◆ DESCRIPTION OF THE TASK
Report the count of lines where the string "Antal" appears, and nothing else.
━━━ INFORMATION GIVEN ━━━
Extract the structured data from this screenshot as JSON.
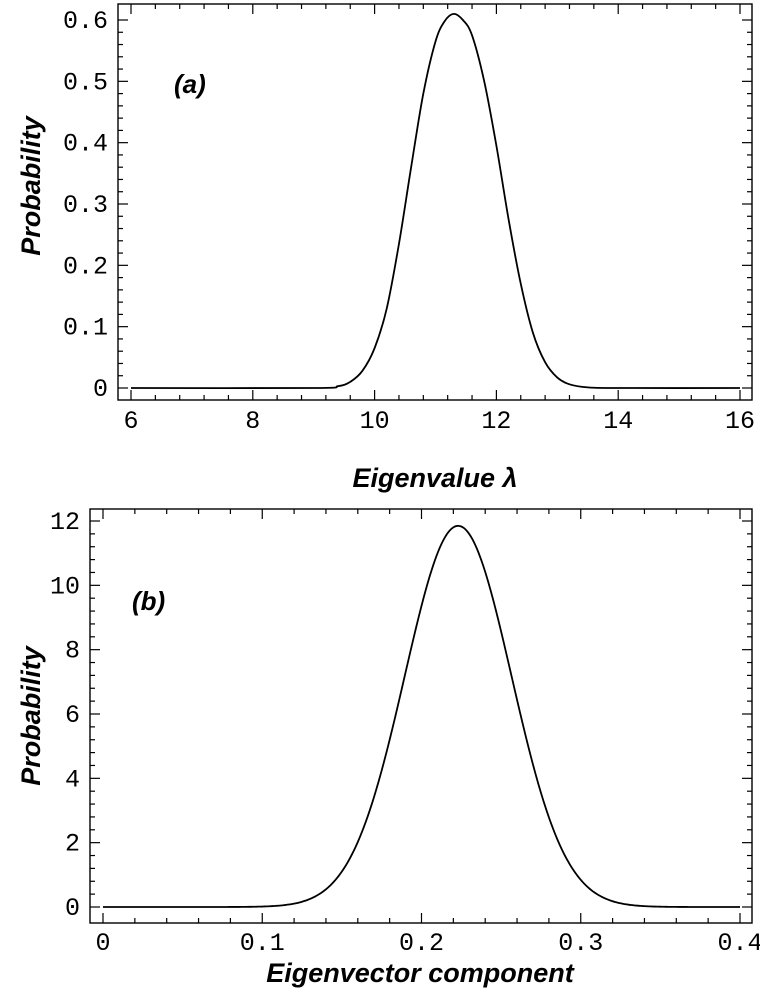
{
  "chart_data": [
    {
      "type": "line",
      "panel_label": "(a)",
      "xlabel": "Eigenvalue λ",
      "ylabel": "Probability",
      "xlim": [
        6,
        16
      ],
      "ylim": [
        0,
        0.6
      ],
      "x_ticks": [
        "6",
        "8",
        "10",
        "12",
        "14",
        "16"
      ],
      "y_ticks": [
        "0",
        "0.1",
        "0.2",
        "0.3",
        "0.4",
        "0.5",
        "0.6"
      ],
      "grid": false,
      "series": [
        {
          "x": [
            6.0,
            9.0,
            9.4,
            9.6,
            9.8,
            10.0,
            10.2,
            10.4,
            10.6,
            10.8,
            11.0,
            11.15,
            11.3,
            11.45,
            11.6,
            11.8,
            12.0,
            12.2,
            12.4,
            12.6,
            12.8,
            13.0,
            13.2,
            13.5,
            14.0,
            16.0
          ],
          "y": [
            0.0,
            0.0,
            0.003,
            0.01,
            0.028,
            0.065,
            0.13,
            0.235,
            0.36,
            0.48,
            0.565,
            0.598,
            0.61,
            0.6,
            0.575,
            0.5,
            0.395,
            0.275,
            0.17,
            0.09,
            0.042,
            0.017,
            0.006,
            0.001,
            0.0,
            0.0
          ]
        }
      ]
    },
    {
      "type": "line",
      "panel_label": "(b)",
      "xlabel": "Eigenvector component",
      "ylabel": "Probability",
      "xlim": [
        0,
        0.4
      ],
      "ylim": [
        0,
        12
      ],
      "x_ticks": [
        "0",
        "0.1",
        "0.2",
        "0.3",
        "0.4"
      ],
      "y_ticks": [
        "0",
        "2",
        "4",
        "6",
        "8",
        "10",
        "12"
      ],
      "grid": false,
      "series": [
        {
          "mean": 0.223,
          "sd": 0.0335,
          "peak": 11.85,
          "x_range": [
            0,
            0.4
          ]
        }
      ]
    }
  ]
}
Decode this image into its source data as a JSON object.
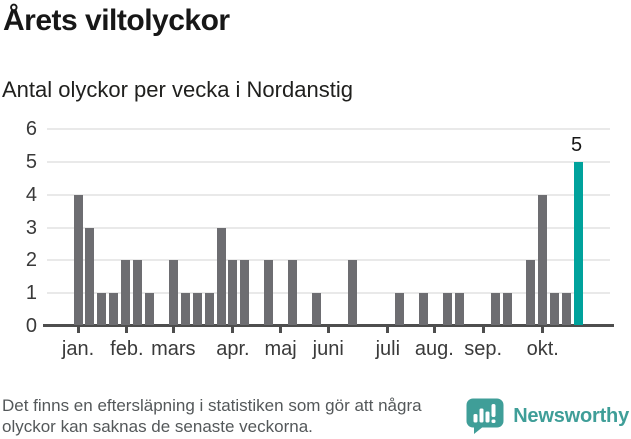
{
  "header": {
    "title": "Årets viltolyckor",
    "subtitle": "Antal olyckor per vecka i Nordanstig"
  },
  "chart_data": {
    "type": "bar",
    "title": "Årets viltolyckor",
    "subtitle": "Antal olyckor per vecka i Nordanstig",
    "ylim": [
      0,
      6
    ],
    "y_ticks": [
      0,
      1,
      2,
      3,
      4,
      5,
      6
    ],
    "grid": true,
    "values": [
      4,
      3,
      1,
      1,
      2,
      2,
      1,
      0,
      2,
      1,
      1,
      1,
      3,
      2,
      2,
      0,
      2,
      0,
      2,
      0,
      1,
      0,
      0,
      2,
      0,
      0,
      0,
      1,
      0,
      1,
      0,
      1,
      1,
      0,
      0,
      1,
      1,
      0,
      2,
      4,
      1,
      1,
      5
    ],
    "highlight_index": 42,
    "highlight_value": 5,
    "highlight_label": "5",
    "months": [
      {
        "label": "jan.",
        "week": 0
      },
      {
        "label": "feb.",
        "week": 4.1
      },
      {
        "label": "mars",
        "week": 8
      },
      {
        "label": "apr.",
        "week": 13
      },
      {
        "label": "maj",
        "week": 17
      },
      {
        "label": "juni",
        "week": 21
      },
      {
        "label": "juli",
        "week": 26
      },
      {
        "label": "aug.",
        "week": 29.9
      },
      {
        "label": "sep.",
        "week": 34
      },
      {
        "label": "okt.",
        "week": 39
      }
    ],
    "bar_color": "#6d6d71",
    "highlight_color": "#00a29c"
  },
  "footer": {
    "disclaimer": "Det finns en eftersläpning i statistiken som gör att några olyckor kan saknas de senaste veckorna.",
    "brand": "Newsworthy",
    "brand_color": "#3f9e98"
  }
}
━━━
━━━ INFORMATION GIVEN ━━━
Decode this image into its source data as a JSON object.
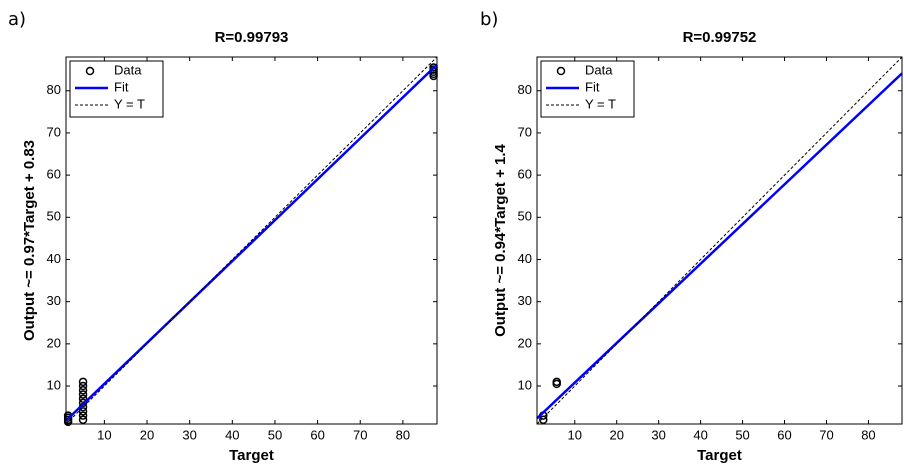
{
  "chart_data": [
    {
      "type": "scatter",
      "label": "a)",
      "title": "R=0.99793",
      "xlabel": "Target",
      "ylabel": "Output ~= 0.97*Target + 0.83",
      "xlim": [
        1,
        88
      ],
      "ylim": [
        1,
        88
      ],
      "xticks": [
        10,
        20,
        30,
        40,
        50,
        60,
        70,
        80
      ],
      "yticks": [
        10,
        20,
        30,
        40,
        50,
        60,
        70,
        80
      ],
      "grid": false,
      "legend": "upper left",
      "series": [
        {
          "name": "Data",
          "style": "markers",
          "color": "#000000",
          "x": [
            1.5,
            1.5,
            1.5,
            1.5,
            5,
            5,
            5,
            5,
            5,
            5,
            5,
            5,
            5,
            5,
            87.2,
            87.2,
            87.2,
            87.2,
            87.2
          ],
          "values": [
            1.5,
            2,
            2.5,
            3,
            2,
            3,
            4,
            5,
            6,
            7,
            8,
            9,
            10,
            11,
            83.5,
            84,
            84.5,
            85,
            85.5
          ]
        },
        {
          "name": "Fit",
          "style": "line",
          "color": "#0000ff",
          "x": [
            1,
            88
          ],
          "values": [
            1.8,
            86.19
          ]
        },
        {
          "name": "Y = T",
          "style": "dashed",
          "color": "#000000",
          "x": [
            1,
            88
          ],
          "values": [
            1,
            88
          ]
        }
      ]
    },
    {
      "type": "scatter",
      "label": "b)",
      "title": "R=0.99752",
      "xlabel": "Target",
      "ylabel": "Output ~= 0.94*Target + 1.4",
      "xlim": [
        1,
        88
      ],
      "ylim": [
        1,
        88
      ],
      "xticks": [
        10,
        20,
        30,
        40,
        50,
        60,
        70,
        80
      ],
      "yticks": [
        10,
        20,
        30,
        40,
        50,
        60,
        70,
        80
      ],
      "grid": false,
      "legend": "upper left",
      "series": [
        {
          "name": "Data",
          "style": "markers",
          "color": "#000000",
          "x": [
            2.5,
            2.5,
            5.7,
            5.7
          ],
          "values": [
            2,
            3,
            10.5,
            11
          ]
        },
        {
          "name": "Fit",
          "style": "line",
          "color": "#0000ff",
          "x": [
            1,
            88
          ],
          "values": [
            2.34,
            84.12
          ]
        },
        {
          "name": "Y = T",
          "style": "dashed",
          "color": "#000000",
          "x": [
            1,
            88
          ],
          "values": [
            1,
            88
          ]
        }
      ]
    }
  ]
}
━━━
◆ RESULT OF THIS TASK
2